:: PROVIDED DATA ::

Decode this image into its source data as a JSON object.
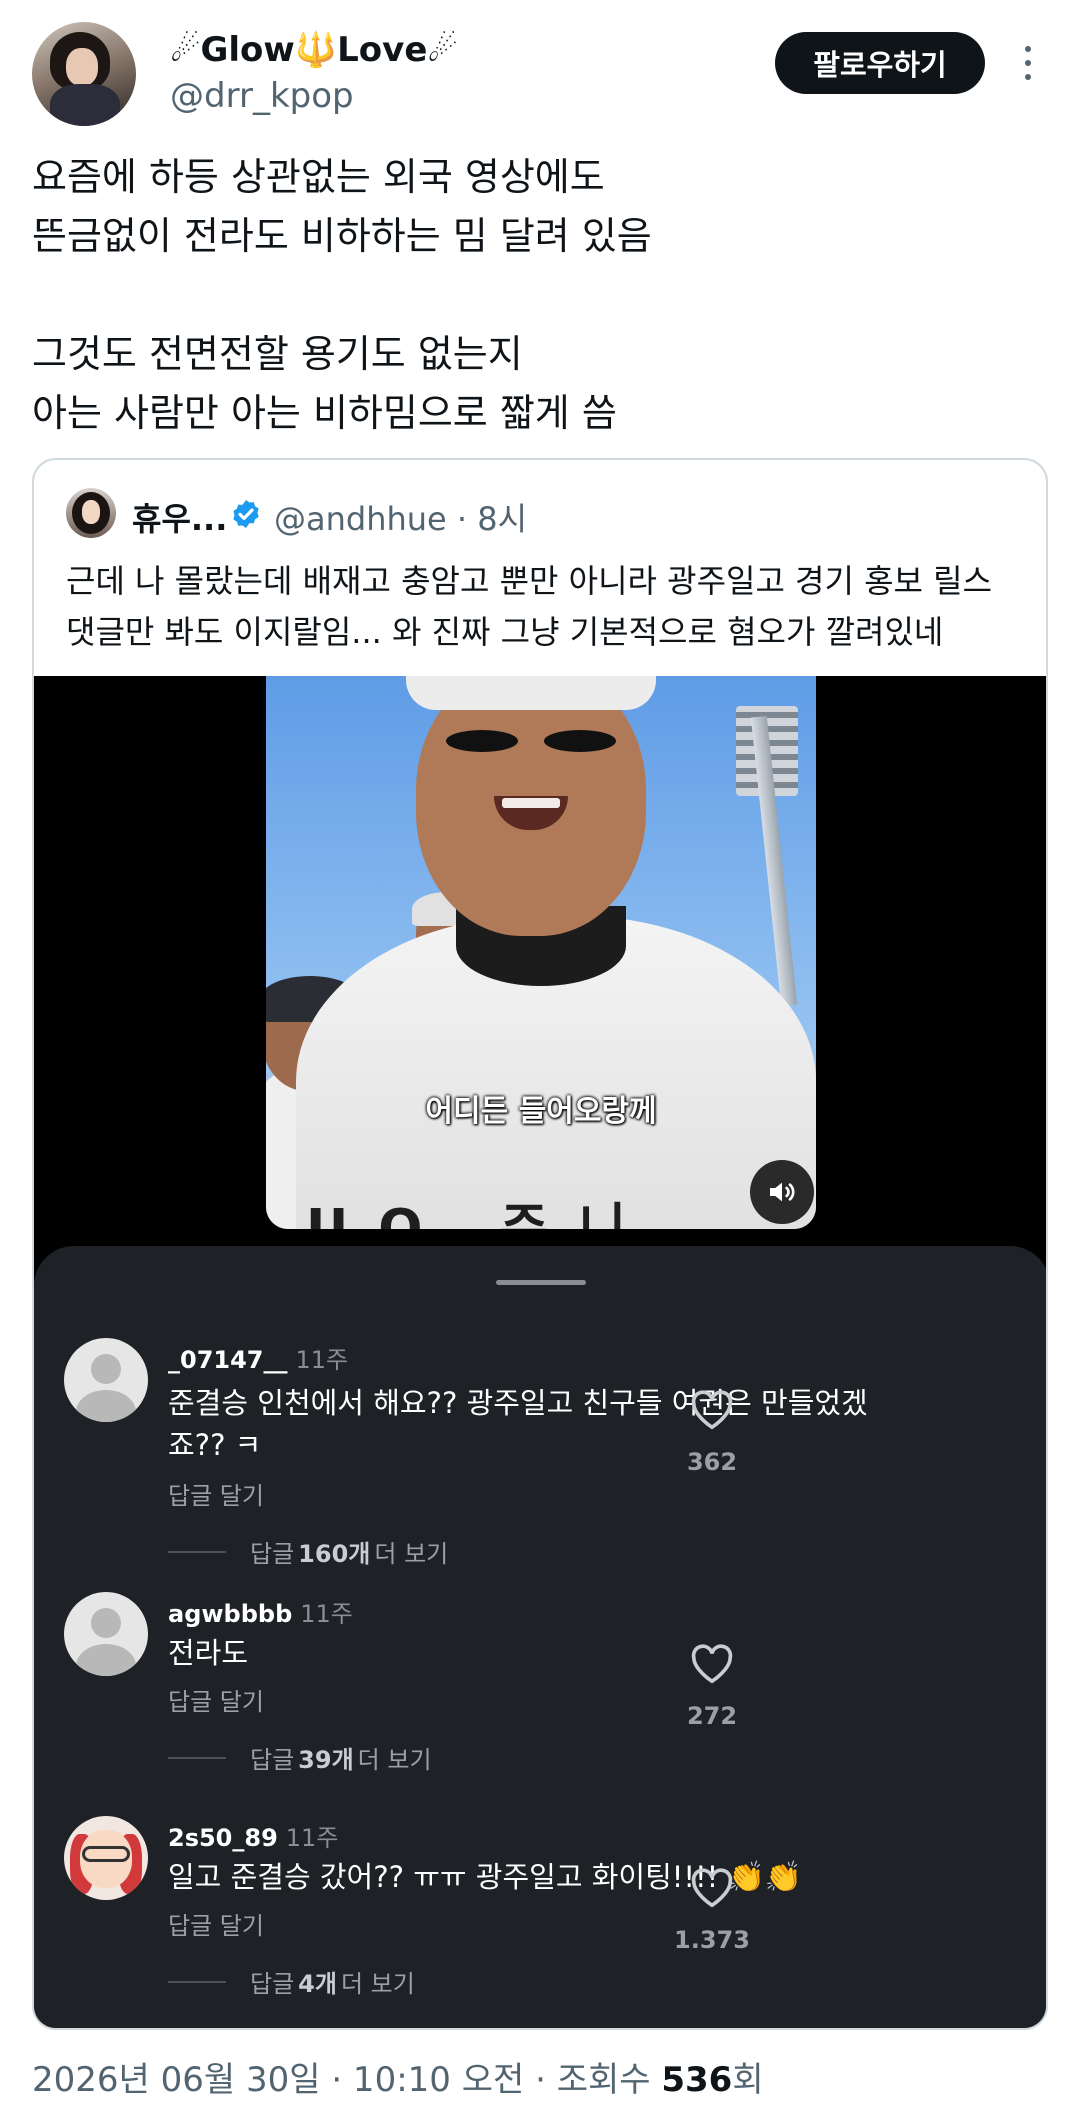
{
  "author": {
    "display_name": "☄Glow🔱Love☄",
    "handle": "@drr_kpop",
    "follow_label": "팔로우하기"
  },
  "tweet": {
    "lines": [
      "요즘에 하등 상관없는 외국 영상에도",
      "뜬금없이 전라도 비하하는 밈 달려 있음",
      "",
      "그것도 전면전할 용기도 없는지",
      "아는 사람만 아는 비하밈으로 짧게 씀"
    ]
  },
  "quote": {
    "name": "휴우...",
    "handle_time": "@andhhue · 8시",
    "lines": [
      "근데 나 몰랐는데 배재고 충암고 뿐만 아니라 광주일고 경기 홍보 릴스",
      "댓글만 봐도 이지랄임... 와 진짜 그냥 기본적으로 혐오가 깔려있네"
    ],
    "video": {
      "subtitle": "어디든 들어오랑께",
      "jersey": "UO 주니"
    },
    "comments": [
      {
        "user": "_07147__",
        "time": "11주",
        "lines": [
          "준결승 인천에서 해요?? 광주일고 친구들 여권은 만들었겠",
          "죠?? ㅋ"
        ],
        "reply_label": "답글 달기",
        "more_prefix": "답글",
        "more_count": "160개",
        "more_suffix": "더 보기",
        "likes": "362"
      },
      {
        "user": "agwbbbb",
        "time": "11주",
        "lines": [
          "전라도"
        ],
        "reply_label": "답글 달기",
        "more_prefix": "답글",
        "more_count": "39개",
        "more_suffix": "더 보기",
        "likes": "272"
      },
      {
        "user": "2s50_89",
        "time": "11주",
        "lines": [
          "일고 준결승 갔어?? ㅠㅠ 광주일고 화이팅!!!! "
        ],
        "clap": "👏👏",
        "reply_label": "답글 달기",
        "more_prefix": "답글",
        "more_count": "4개",
        "more_suffix": "더 보기",
        "likes": "1.373"
      }
    ]
  },
  "footer": {
    "meta": "2026년 06월 30일 · 10:10 오전 · 조회수 ",
    "views": "536",
    "views_suffix": "회"
  },
  "colors": {
    "text": "#0f1419",
    "secondary": "#536471",
    "verified": "#1d9bf0",
    "sheet": "#1e2125"
  },
  "icons": [
    "more-icon",
    "verified-icon",
    "volume-icon",
    "heart-icon",
    "user-placeholder-icon"
  ]
}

:::

▶ EXERCISE DETAILS: Return the listing above word for word, with the pictures removed.

▶ EXERCISE ANSWER:
Decode this image into its source data as a JSON object.
{
  "author": {
    "display_name": "☄Glow🔱Love☄",
    "handle": "@drr_kpop",
    "follow_label": "팔로우하기"
  },
  "tweet": {
    "lines": [
      "요즘에 하등 상관없는 외국 영상에도",
      "뜬금없이 전라도 비하하는 밈 달려 있음",
      "",
      "그것도 전면전할 용기도 없는지",
      "아는 사람만 아는 비하밈으로 짧게 씀"
    ]
  },
  "quote": {
    "name": "휴우...",
    "handle_time": "@andhhue · 8시",
    "lines": [
      "근데 나 몰랐는데 배재고 충암고 뿐만 아니라 광주일고 경기 홍보 릴스",
      "댓글만 봐도 이지랄임... 와 진짜 그냥 기본적으로 혐오가 깔려있네"
    ],
    "video": {
      "subtitle": "어디든 들어오랑께",
      "jersey": "UO 주니"
    },
    "comments": [
      {
        "user": "_07147__",
        "time": "11주",
        "lines": [
          "준결승 인천에서 해요?? 광주일고 친구들 여권은 만들었겠",
          "죠?? ㅋ"
        ],
        "reply_label": "답글 달기",
        "more_prefix": "답글",
        "more_count": "160개",
        "more_suffix": "더 보기",
        "likes": "362"
      },
      {
        "user": "agwbbbb",
        "time": "11주",
        "lines": [
          "전라도"
        ],
        "reply_label": "답글 달기",
        "more_prefix": "답글",
        "more_count": "39개",
        "more_suffix": "더 보기",
        "likes": "272"
      },
      {
        "user": "2s50_89",
        "time": "11주",
        "lines": [
          "일고 준결승 갔어?? ㅠㅠ 광주일고 화이팅!!!! "
        ],
        "clap": "👏👏",
        "reply_label": "답글 달기",
        "more_prefix": "답글",
        "more_count": "4개",
        "more_suffix": "더 보기",
        "likes": "1.373"
      }
    ]
  },
  "footer": {
    "meta": "2026년 06월 30일 · 10:10 오전 · 조회수 ",
    "views": "536",
    "views_suffix": "회"
  },
  "colors": {
    "text": "#0f1419",
    "secondary": "#536471",
    "verified": "#1d9bf0",
    "sheet": "#1e2125"
  },
  "icons": [
    "more-icon",
    "verified-icon",
    "volume-icon",
    "heart-icon",
    "user-placeholder-icon"
  ]
}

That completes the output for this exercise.